## Given problem:
Retype the records below word for word and omit any image.

--

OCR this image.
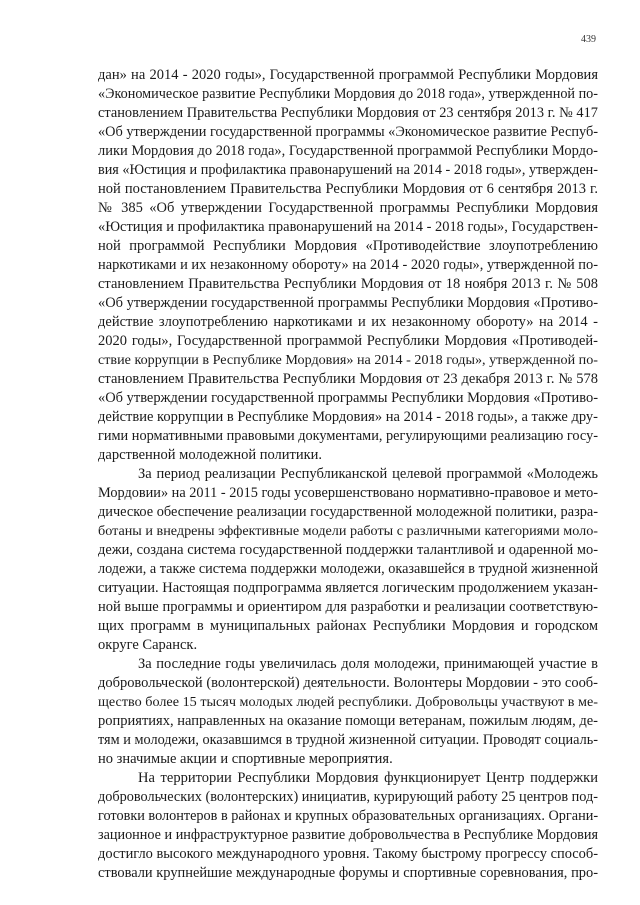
439
дан» на 2014 - 2020 годы», Государственной программой Республики Мордовия
«Экономическое развитие Республики Мордовия до 2018 года», утвержденной по-
становлением Правительства Республики Мордовия от 23 сентября 2013 г. № 417
«Об утверждении государственной программы «Экономическое развитие Респуб-
лики Мордовия до 2018 года», Государственной программой Республики Мордо-
вия «Юстиция и профилактика правонарушений на 2014 - 2018 годы», утвержден-
ной постановлением Правительства Республики Мордовия от 6 сентября 2013 г.
№ 385 «Об утверждении Государственной программы Республики Мордовия
«Юстиция и профилактика правонарушений на 2014 - 2018 годы», Государствен-
ной программой Республики Мордовия «Противодействие злоупотреблению
наркотиками и их незаконному обороту» на 2014 - 2020 годы», утвержденной по-
становлением Правительства Республики Мордовия от 18 ноября 2013 г. № 508
«Об утверждении государственной программы Республики Мордовия «Противо-
действие злоупотреблению наркотиками и их незаконному обороту» на 2014 -
2020 годы», Государственной программой Республики Мордовия «Противодей-
ствие коррупции в Республике Мордовия» на 2014 - 2018 годы», утвержденной по-
становлением Правительства Республики Мордовия от 23 декабря 2013 г. № 578
«Об утверждении государственной программы Республики Мордовия «Противо-
действие коррупции в Республике Мордовия» на 2014 - 2018 годы», а также дру-
гими нормативными правовыми документами, регулирующими реализацию госу-
дарственной молодежной политики.
За период реализации Республиканской целевой программой «Молодежь
Мордовии» на 2011 - 2015 годы усовершенствовано нормативно-правовое и мето-
дическое обеспечение реализации государственной молодежной политики, разра-
ботаны и внедрены эффективные модели работы с различными категориями моло-
дежи, создана система государственной поддержки талантливой и одаренной мо-
лодежи, а также система поддержки молодежи, оказавшейся в трудной жизненной
ситуации. Настоящая подпрограмма является логическим продолжением указан-
ной выше программы и ориентиром для разработки и реализации соответствую-
щих программ в муниципальных районах Республики Мордовия и городском
округе Саранск.
За последние годы увеличилась доля молодежи, принимающей участие в
добровольческой (волонтерской) деятельности. Волонтеры Мордовии - это сооб-
щество более 15 тысяч молодых людей республики. Добровольцы участвуют в ме-
роприятиях, направленных на оказание помощи ветеранам, пожилым людям, де-
тям и молодежи, оказавшимся в трудной жизненной ситуации. Проводят социаль-
но значимые акции и спортивные мероприятия.
На территории Республики Мордовия функционирует Центр поддержки
добровольческих (волонтерских) инициатив, курирующий работу 25 центров под-
готовки волонтеров в районах и крупных образовательных организациях. Органи-
зационное и инфраструктурное развитие добровольчества в Республике Мордовия
достигло высокого международного уровня. Такому быстрому прогрессу способ-
ствовали крупнейшие международные форумы и спортивные соревнования, про-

--

## Answer to this problem:
OCR this image.
439
дан» на 2014 - 2020 годы», Государственной программой Республики Мордовия
«Экономическое развитие Республики Мордовия до 2018 года», утвержденной по-
становлением Правительства Республики Мордовия от 23 сентября 2013 г. № 417
«Об утверждении государственной программы «Экономическое развитие Респуб-
лики Мордовия до 2018 года», Государственной программой Республики Мордо-
вия «Юстиция и профилактика правонарушений на 2014 - 2018 годы», утвержден-
ной постановлением Правительства Республики Мордовия от 6 сентября 2013 г.
№ 385 «Об утверждении Государственной программы Республики Мордовия
«Юстиция и профилактика правонарушений на 2014 - 2018 годы», Государствен-
ной программой Республики Мордовия «Противодействие злоупотреблению
наркотиками и их незаконному обороту» на 2014 - 2020 годы», утвержденной по-
становлением Правительства Республики Мордовия от 18 ноября 2013 г. № 508
«Об утверждении государственной программы Республики Мордовия «Противо-
действие злоупотреблению наркотиками и их незаконному обороту» на 2014 -
2020 годы», Государственной программой Республики Мордовия «Противодей-
ствие коррупции в Республике Мордовия» на 2014 - 2018 годы», утвержденной по-
становлением Правительства Республики Мордовия от 23 декабря 2013 г. № 578
«Об утверждении государственной программы Республики Мордовия «Противо-
действие коррупции в Республике Мордовия» на 2014 - 2018 годы», а также дру-
гими нормативными правовыми документами, регулирующими реализацию госу-
дарственной молодежной политики.
За период реализации Республиканской целевой программой «Молодежь
Мордовии» на 2011 - 2015 годы усовершенствовано нормативно-правовое и мето-
дическое обеспечение реализации государственной молодежной политики, разра-
ботаны и внедрены эффективные модели работы с различными категориями моло-
дежи, создана система государственной поддержки талантливой и одаренной мо-
лодежи, а также система поддержки молодежи, оказавшейся в трудной жизненной
ситуации. Настоящая подпрограмма является логическим продолжением указан-
ной выше программы и ориентиром для разработки и реализации соответствую-
щих программ в муниципальных районах Республики Мордовия и городском
округе Саранск.
За последние годы увеличилась доля молодежи, принимающей участие в
добровольческой (волонтерской) деятельности. Волонтеры Мордовии - это сооб-
щество более 15 тысяч молодых людей республики. Добровольцы участвуют в ме-
роприятиях, направленных на оказание помощи ветеранам, пожилым людям, де-
тям и молодежи, оказавшимся в трудной жизненной ситуации. Проводят социаль-
но значимые акции и спортивные мероприятия.
На территории Республики Мордовия функционирует Центр поддержки
добровольческих (волонтерских) инициатив, курирующий работу 25 центров под-
готовки волонтеров в районах и крупных образовательных организациях. Органи-
зационное и инфраструктурное развитие добровольчества в Республике Мордовия
достигло высокого международного уровня. Такому быстрому прогрессу способ-
ствовали крупнейшие международные форумы и спортивные соревнования, про-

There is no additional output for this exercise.